▶ TASK: Write out every entry precisely as given, leaving the pictures out.
>> Start
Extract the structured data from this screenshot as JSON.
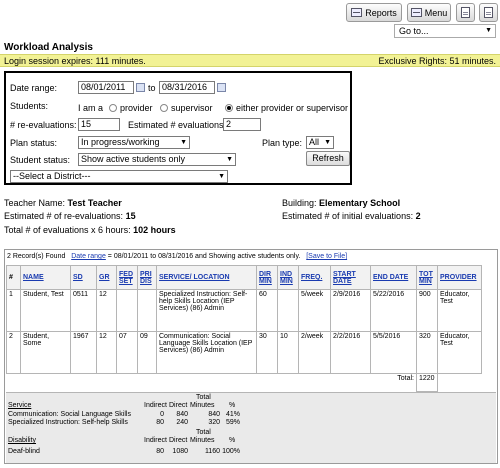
{
  "toolbar": {
    "reports_label": "Reports",
    "menu_label": "Menu",
    "goto_value": "Go to..."
  },
  "page_title": "Workload Analysis",
  "session": {
    "login_text": "Login session expires: 111 minutes.",
    "rights_text": "Exclusive Rights: 51 minutes."
  },
  "filters": {
    "date_range_label": "Date range:",
    "date_from": "08/01/2011",
    "to_label": "to",
    "date_to": "08/31/2016",
    "students_label": "Students:",
    "i_am_label": "I am a",
    "role_options": [
      "provider",
      "supervisor",
      "either provider or supervisor"
    ],
    "role_selected": "either provider or supervisor",
    "reevals_label": "# re-evaluations:",
    "reevals_value": "15",
    "est_evals_label": "Estimated # evaluations:",
    "est_evals_value": "2",
    "plan_status_label": "Plan status:",
    "plan_status_value": "In progress/working",
    "plan_type_label": "Plan type:",
    "plan_type_value": "All",
    "student_status_label": "Student status:",
    "student_status_value": "Show active students only",
    "refresh_label": "Refresh",
    "district_value": "--Select a District---"
  },
  "summary": {
    "teacher_label": "Teacher Name:",
    "teacher_value": "Test Teacher",
    "building_label": "Building:",
    "building_value": "Elementary School",
    "est_reevals_label": "Estimated # of re-evaluations:",
    "est_reevals_value": "15",
    "est_initial_label": "Estimated # of initial evaluations:",
    "est_initial_value": "2",
    "total_label": "Total # of evaluations x 6 hours:",
    "total_value": "102 hours"
  },
  "records": {
    "found_text": "2 Record(s) Found",
    "date_range_link": "Date range",
    "range_text": "= 08/01/2011 to 08/31/2016 and Showing active students only.",
    "save_link": "[Save to File]",
    "columns": [
      "#",
      "NAME",
      "SD",
      "GR",
      "FED SET",
      "PRI DIS",
      "SERVICE/ LOCATION",
      "DIR MIN",
      "IND MIN",
      "FREQ.",
      "START DATE",
      "END DATE",
      "TOT MIN",
      "PROVIDER"
    ],
    "rows": [
      [
        "1",
        "Student, Test",
        "0511",
        "12",
        "",
        "",
        "Specialized Instruction: Self-help Skills Location (IEP Services) (86) Admin",
        "60",
        "",
        "5/week",
        "2/9/2016",
        "5/22/2016",
        "900",
        "Educator, Test"
      ],
      [
        "2",
        "Student, Some",
        "1967",
        "12",
        "07",
        "09",
        "Communication: Social Language Skills Location (IEP Services) (86) Admin",
        "30",
        "10",
        "2/week",
        "2/2/2016",
        "5/5/2016",
        "320",
        "Educator, Test"
      ]
    ],
    "total_label": "Total:",
    "total_value": "1220"
  },
  "breakdown": {
    "service_header": "Service",
    "indirect_label": "Indirect",
    "direct_label": "Direct",
    "total_minutes_label": "Total Minutes",
    "pct_label": "%",
    "service_rows": [
      [
        "Communication: Social Language Skills",
        "0",
        "840",
        "840",
        "41%"
      ],
      [
        "Specialized Instruction: Self-help Skills",
        "80",
        "240",
        "320",
        "59%"
      ]
    ],
    "disability_header": "Disability",
    "disability_rows": [
      [
        "Deaf-blind",
        "80",
        "1080",
        "1160",
        "100%"
      ]
    ]
  }
}
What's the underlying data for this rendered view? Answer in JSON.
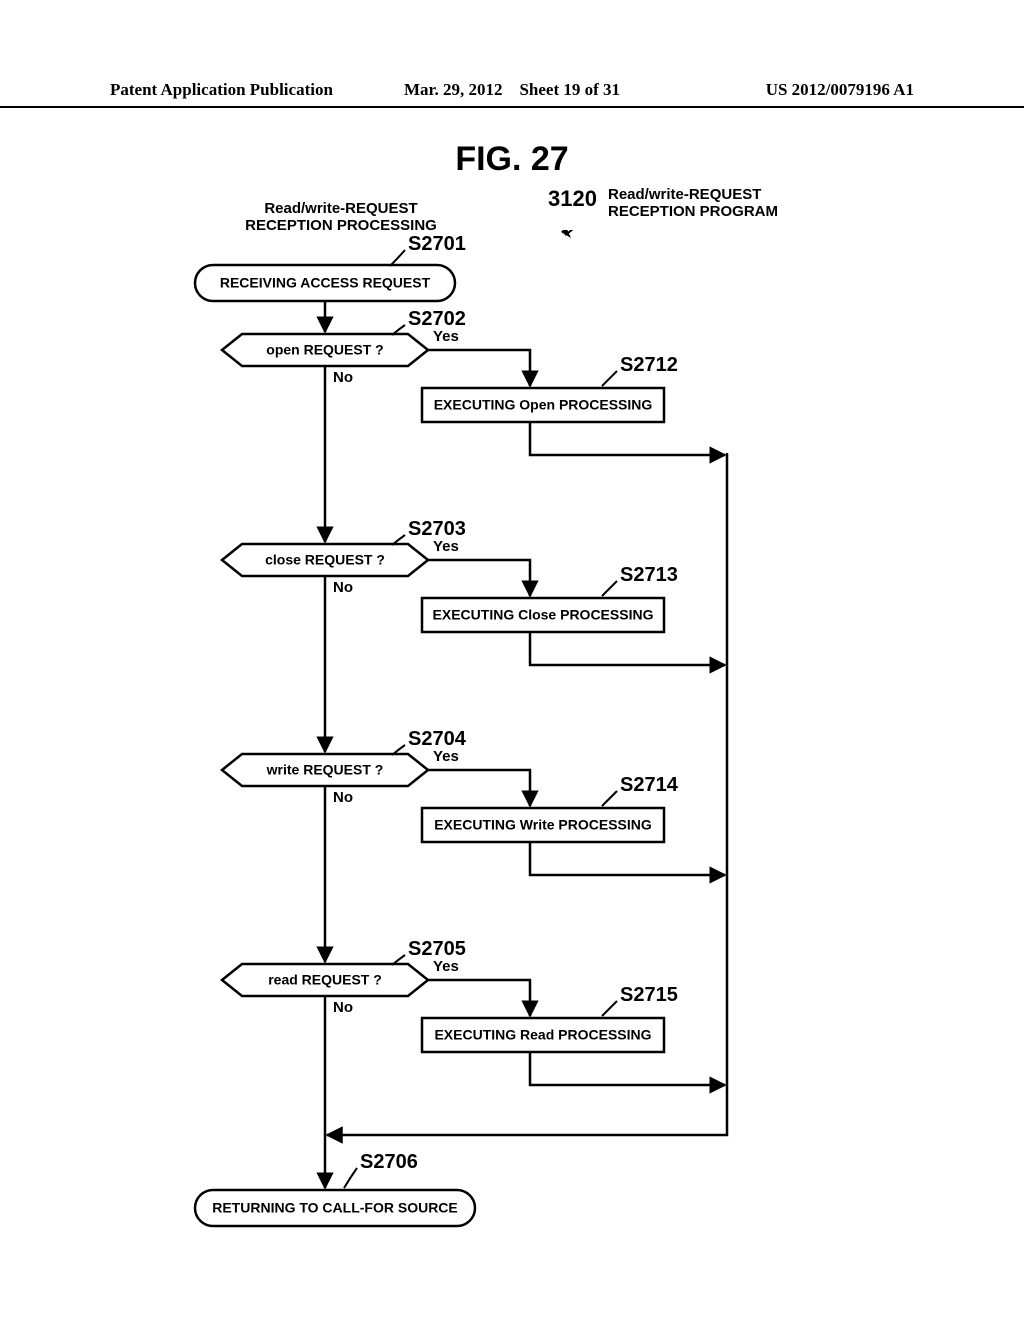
{
  "header": {
    "pub_type": "Patent Application Publication",
    "date": "Mar. 29, 2012",
    "sheet": "Sheet 19 of 31",
    "pub_no": "US 2012/0079196 A1"
  },
  "figure_title": "FIG. 27",
  "processing_title": "Read/write-REQUEST RECEPTION PROCESSING",
  "ref_number": "3120",
  "program_title": "Read/write-REQUEST RECEPTION PROGRAM",
  "steps": {
    "s2701": {
      "label": "S2701",
      "text": "RECEIVING ACCESS REQUEST"
    },
    "s2702": {
      "label": "S2702",
      "text": "open REQUEST ?"
    },
    "s2703": {
      "label": "S2703",
      "text": "close REQUEST ?"
    },
    "s2704": {
      "label": "S2704",
      "text": "write REQUEST ?"
    },
    "s2705": {
      "label": "S2705",
      "text": "read REQUEST ?"
    },
    "s2706": {
      "label": "S2706",
      "text": "RETURNING TO CALL-FOR SOURCE"
    },
    "s2712": {
      "label": "S2712",
      "text": "EXECUTING Open PROCESSING"
    },
    "s2713": {
      "label": "S2713",
      "text": "EXECUTING Close PROCESSING"
    },
    "s2714": {
      "label": "S2714",
      "text": "EXECUTING Write PROCESSING"
    },
    "s2715": {
      "label": "S2715",
      "text": "EXECUTING Read PROCESSING"
    }
  },
  "labels": {
    "yes": "Yes",
    "no": "No"
  }
}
>> End
▶ RESPONSE BELOW:
Extract the structured data from this screenshot as JSON.
{
  "toolbar": {
    "reports_label": "Reports",
    "menu_label": "Menu",
    "goto_value": "Go to..."
  },
  "page_title": "Workload Analysis",
  "session": {
    "login_text": "Login session expires: 111 minutes.",
    "rights_text": "Exclusive Rights: 51 minutes."
  },
  "filters": {
    "date_range_label": "Date range:",
    "date_from": "08/01/2011",
    "to_label": "to",
    "date_to": "08/31/2016",
    "students_label": "Students:",
    "i_am_label": "I am a",
    "role_options": [
      "provider",
      "supervisor",
      "either provider or supervisor"
    ],
    "role_selected": "either provider or supervisor",
    "reevals_label": "# re-evaluations:",
    "reevals_value": "15",
    "est_evals_label": "Estimated # evaluations:",
    "est_evals_value": "2",
    "plan_status_label": "Plan status:",
    "plan_status_value": "In progress/working",
    "plan_type_label": "Plan type:",
    "plan_type_value": "All",
    "student_status_label": "Student status:",
    "student_status_value": "Show active students only",
    "refresh_label": "Refresh",
    "district_value": "--Select a District---"
  },
  "summary": {
    "teacher_label": "Teacher Name:",
    "teacher_value": "Test Teacher",
    "building_label": "Building:",
    "building_value": "Elementary School",
    "est_reevals_label": "Estimated # of re-evaluations:",
    "est_reevals_value": "15",
    "est_initial_label": "Estimated # of initial evaluations:",
    "est_initial_value": "2",
    "total_label": "Total # of evaluations x 6 hours:",
    "total_value": "102 hours"
  },
  "records": {
    "found_text": "2 Record(s) Found",
    "date_range_link": "Date range",
    "range_text": "= 08/01/2011 to 08/31/2016 and Showing active students only.",
    "save_link": "[Save to File]",
    "columns": [
      "#",
      "NAME",
      "SD",
      "GR",
      "FED SET",
      "PRI DIS",
      "SERVICE/ LOCATION",
      "DIR MIN",
      "IND MIN",
      "FREQ.",
      "START DATE",
      "END DATE",
      "TOT MIN",
      "PROVIDER"
    ],
    "rows": [
      [
        "1",
        "Student, Test",
        "0511",
        "12",
        "",
        "",
        "Specialized Instruction: Self-help Skills Location (IEP Services) (86) Admin",
        "60",
        "",
        "5/week",
        "2/9/2016",
        "5/22/2016",
        "900",
        "Educator, Test"
      ],
      [
        "2",
        "Student, Some",
        "1967",
        "12",
        "07",
        "09",
        "Communication: Social Language Skills Location (IEP Services) (86) Admin",
        "30",
        "10",
        "2/week",
        "2/2/2016",
        "5/5/2016",
        "320",
        "Educator, Test"
      ]
    ],
    "total_label": "Total:",
    "total_value": "1220"
  },
  "breakdown": {
    "service_header": "Service",
    "indirect_label": "Indirect",
    "direct_label": "Direct",
    "total_minutes_label": "Total Minutes",
    "pct_label": "%",
    "service_rows": [
      [
        "Communication: Social Language Skills",
        "0",
        "840",
        "840",
        "41%"
      ],
      [
        "Specialized Instruction: Self-help Skills",
        "80",
        "240",
        "320",
        "59%"
      ]
    ],
    "disability_header": "Disability",
    "disability_rows": [
      [
        "Deaf-blind",
        "80",
        "1080",
        "1160",
        "100%"
      ]
    ]
  }
}
What's the underlying data for this rendered view? Answer in JSON.
{
  "header": {
    "pub_type": "Patent Application Publication",
    "date": "Mar. 29, 2012",
    "sheet": "Sheet 19 of 31",
    "pub_no": "US 2012/0079196 A1"
  },
  "figure_title": "FIG. 27",
  "processing_title": "Read/write-REQUEST RECEPTION PROCESSING",
  "ref_number": "3120",
  "program_title": "Read/write-REQUEST RECEPTION PROGRAM",
  "steps": {
    "s2701": {
      "label": "S2701",
      "text": "RECEIVING ACCESS REQUEST"
    },
    "s2702": {
      "label": "S2702",
      "text": "open REQUEST ?"
    },
    "s2703": {
      "label": "S2703",
      "text": "close REQUEST ?"
    },
    "s2704": {
      "label": "S2704",
      "text": "write REQUEST ?"
    },
    "s2705": {
      "label": "S2705",
      "text": "read REQUEST ?"
    },
    "s2706": {
      "label": "S2706",
      "text": "RETURNING TO CALL-FOR SOURCE"
    },
    "s2712": {
      "label": "S2712",
      "text": "EXECUTING Open PROCESSING"
    },
    "s2713": {
      "label": "S2713",
      "text": "EXECUTING Close PROCESSING"
    },
    "s2714": {
      "label": "S2714",
      "text": "EXECUTING Write PROCESSING"
    },
    "s2715": {
      "label": "S2715",
      "text": "EXECUTING Read PROCESSING"
    }
  },
  "labels": {
    "yes": "Yes",
    "no": "No"
  }
}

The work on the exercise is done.